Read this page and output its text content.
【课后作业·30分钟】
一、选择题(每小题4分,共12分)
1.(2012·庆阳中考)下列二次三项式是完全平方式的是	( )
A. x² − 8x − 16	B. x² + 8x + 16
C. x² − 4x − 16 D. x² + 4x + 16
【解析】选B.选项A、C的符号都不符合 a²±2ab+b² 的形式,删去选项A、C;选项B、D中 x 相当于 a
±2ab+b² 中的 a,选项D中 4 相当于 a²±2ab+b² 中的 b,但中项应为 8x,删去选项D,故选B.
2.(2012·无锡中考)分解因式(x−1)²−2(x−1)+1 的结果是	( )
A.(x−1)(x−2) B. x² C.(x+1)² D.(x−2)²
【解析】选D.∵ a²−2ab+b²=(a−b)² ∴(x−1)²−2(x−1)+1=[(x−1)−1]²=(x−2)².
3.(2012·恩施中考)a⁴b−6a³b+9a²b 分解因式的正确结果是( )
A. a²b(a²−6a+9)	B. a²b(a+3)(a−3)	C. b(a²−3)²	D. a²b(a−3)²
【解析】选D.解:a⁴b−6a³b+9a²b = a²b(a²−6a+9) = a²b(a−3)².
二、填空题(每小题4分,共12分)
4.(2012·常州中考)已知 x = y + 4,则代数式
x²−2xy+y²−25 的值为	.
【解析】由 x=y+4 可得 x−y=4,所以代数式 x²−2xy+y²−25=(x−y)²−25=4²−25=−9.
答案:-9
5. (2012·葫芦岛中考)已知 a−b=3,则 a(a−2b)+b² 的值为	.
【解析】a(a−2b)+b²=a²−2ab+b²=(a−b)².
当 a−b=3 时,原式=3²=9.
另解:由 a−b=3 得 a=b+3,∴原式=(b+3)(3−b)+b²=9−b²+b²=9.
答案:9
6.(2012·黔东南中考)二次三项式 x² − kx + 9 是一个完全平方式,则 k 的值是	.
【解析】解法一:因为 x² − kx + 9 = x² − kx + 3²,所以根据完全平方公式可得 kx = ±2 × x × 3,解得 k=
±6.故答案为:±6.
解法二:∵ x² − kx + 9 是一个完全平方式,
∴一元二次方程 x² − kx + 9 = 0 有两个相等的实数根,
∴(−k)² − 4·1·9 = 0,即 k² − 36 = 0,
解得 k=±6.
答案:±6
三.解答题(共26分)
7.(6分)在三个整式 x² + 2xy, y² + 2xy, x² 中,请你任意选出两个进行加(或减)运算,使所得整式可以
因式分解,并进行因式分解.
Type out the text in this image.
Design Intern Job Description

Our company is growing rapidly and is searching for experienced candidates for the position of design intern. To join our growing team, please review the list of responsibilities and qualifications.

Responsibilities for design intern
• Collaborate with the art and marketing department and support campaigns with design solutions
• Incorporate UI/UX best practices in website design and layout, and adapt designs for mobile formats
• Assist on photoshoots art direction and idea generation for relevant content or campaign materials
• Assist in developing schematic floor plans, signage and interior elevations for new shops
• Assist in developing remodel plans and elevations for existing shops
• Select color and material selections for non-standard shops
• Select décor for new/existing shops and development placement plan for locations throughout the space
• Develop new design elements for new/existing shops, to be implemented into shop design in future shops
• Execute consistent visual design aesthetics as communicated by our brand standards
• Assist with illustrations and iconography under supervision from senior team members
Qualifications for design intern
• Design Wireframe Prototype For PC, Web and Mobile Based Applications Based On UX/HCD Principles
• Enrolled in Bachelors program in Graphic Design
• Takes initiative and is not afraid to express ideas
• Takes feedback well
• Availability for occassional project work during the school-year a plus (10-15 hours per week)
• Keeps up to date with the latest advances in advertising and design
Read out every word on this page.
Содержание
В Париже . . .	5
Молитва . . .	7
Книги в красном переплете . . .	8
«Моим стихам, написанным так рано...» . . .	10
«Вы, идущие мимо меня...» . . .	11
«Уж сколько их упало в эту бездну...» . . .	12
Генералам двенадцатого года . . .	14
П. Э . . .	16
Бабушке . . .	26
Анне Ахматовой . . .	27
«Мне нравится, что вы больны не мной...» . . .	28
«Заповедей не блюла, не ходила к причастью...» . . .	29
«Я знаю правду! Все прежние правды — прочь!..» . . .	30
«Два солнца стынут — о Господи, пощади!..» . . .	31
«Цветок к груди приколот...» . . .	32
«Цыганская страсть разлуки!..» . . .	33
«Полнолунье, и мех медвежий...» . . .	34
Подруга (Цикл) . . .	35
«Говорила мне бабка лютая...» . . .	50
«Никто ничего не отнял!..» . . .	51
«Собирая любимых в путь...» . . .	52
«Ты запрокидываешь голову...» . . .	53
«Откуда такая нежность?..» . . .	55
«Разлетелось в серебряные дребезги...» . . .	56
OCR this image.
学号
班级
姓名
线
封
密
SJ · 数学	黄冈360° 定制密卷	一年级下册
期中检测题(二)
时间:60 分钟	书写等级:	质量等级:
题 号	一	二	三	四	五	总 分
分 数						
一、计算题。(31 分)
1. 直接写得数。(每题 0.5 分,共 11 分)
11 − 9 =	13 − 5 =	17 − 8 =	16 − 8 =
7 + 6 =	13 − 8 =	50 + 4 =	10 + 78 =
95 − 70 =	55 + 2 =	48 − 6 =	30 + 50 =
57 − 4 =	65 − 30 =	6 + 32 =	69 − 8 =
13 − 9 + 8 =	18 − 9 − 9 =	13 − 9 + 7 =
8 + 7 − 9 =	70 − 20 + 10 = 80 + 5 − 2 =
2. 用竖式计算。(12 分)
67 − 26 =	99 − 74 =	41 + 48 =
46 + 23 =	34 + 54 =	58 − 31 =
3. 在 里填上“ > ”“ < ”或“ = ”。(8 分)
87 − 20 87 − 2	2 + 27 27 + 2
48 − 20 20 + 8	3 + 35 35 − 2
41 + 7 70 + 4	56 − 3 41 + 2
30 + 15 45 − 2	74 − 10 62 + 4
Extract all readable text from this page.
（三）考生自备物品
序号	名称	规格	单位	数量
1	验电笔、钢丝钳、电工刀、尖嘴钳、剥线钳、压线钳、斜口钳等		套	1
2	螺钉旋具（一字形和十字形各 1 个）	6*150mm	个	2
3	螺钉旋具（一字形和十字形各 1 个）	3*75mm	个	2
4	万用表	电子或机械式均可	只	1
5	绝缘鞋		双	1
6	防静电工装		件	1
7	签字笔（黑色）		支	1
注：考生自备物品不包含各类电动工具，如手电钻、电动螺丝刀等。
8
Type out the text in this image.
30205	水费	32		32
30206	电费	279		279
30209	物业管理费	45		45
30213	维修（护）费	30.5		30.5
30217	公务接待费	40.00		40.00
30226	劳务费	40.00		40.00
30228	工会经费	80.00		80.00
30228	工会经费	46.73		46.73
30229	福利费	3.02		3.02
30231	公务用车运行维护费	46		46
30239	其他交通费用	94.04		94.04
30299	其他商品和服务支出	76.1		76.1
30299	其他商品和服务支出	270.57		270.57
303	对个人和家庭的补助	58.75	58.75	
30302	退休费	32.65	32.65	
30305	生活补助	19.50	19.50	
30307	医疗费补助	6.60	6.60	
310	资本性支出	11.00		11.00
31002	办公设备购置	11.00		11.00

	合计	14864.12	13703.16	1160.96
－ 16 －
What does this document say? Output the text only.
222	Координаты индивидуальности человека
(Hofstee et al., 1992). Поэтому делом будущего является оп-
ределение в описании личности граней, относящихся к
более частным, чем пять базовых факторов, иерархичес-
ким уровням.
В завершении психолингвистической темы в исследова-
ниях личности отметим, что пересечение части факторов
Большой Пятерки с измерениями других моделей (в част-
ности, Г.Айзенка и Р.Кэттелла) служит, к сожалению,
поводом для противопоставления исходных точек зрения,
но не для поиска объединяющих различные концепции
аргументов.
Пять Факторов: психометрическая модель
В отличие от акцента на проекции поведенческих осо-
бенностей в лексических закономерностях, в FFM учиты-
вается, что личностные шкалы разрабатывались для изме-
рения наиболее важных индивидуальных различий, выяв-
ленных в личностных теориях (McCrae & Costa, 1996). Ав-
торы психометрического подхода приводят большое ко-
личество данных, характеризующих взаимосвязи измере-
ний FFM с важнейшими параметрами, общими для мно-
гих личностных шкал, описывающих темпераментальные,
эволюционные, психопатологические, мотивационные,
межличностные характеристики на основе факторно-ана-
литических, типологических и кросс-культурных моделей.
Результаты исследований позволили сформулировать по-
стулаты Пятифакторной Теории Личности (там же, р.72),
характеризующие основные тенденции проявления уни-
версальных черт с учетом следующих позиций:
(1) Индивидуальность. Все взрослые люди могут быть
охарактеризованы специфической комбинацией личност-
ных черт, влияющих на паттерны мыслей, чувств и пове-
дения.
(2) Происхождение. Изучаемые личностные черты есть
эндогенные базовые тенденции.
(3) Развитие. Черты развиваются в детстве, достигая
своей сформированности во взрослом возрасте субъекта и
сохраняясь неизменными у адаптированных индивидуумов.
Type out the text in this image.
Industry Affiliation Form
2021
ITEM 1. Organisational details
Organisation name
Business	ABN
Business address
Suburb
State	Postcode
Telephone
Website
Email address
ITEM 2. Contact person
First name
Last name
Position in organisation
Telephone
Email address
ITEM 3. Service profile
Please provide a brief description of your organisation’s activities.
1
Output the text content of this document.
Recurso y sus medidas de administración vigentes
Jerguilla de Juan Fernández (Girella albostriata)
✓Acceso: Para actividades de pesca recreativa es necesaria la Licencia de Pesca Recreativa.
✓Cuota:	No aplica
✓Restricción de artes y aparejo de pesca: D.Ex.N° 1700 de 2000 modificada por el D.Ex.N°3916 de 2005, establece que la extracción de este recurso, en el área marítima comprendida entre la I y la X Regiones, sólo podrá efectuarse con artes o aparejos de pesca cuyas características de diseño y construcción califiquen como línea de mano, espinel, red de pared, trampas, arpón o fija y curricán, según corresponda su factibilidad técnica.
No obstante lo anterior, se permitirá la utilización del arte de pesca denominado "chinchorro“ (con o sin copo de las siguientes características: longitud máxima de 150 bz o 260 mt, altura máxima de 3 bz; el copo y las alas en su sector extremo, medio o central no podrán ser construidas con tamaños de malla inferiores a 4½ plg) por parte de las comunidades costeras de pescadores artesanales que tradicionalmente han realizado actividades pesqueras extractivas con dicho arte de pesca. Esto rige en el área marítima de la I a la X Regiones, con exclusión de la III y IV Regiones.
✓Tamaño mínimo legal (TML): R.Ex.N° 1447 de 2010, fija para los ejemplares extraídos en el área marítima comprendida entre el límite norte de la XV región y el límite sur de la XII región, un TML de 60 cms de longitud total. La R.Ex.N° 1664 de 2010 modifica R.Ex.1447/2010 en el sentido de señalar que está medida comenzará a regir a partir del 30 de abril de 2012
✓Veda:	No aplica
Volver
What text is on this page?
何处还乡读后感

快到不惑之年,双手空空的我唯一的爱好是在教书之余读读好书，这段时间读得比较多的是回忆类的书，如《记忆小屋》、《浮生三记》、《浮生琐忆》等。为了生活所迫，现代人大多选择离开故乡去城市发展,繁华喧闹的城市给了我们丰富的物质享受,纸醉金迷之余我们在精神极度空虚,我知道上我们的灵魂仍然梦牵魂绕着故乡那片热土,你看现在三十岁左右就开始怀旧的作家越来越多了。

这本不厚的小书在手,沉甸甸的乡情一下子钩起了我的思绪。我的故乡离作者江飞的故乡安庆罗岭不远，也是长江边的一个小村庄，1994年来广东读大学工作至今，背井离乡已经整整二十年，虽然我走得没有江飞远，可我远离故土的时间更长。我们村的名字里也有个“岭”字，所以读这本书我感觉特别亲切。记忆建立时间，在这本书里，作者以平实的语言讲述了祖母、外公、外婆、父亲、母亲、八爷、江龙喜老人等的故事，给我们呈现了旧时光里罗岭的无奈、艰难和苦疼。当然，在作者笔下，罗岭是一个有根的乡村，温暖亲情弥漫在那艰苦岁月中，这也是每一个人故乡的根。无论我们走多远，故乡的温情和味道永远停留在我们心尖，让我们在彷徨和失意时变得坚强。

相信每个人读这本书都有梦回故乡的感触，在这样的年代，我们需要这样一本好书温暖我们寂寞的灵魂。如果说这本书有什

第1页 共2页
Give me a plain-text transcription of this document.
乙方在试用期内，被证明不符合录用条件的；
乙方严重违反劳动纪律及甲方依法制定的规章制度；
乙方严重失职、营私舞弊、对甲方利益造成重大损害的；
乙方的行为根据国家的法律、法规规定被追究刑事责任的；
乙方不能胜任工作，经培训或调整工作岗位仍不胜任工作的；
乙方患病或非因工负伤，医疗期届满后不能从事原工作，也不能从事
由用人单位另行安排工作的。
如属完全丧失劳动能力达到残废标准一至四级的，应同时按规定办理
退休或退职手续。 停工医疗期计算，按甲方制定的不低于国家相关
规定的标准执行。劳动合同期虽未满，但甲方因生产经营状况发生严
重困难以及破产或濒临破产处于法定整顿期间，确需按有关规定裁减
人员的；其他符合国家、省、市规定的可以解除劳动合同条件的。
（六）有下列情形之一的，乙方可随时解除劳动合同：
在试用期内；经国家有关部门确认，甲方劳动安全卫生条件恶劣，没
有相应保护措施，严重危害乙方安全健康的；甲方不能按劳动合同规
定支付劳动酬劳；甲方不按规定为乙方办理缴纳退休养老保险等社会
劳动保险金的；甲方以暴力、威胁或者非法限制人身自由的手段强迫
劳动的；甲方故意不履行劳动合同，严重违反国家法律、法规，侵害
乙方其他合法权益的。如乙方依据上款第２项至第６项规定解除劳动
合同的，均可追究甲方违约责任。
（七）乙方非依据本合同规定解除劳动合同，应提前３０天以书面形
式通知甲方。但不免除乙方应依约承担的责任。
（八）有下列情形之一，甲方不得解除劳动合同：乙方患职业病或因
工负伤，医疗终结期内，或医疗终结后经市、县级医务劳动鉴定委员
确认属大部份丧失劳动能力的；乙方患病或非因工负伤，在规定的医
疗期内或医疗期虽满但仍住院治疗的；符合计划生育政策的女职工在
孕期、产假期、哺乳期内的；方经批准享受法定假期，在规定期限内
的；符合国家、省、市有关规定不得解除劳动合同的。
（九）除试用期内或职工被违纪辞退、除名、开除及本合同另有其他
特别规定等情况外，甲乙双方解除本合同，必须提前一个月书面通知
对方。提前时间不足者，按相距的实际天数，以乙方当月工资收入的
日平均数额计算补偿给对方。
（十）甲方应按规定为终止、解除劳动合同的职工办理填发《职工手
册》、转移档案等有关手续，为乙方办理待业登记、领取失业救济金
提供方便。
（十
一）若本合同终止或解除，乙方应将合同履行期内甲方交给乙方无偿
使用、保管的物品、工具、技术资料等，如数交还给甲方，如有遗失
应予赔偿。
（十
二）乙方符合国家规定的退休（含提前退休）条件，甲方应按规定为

PROBLEM DESCRIPTION: Collect each line of the entries that has the word "name", copying it in full.

FINISHED ANSWER:
Organisation name
First name
Last name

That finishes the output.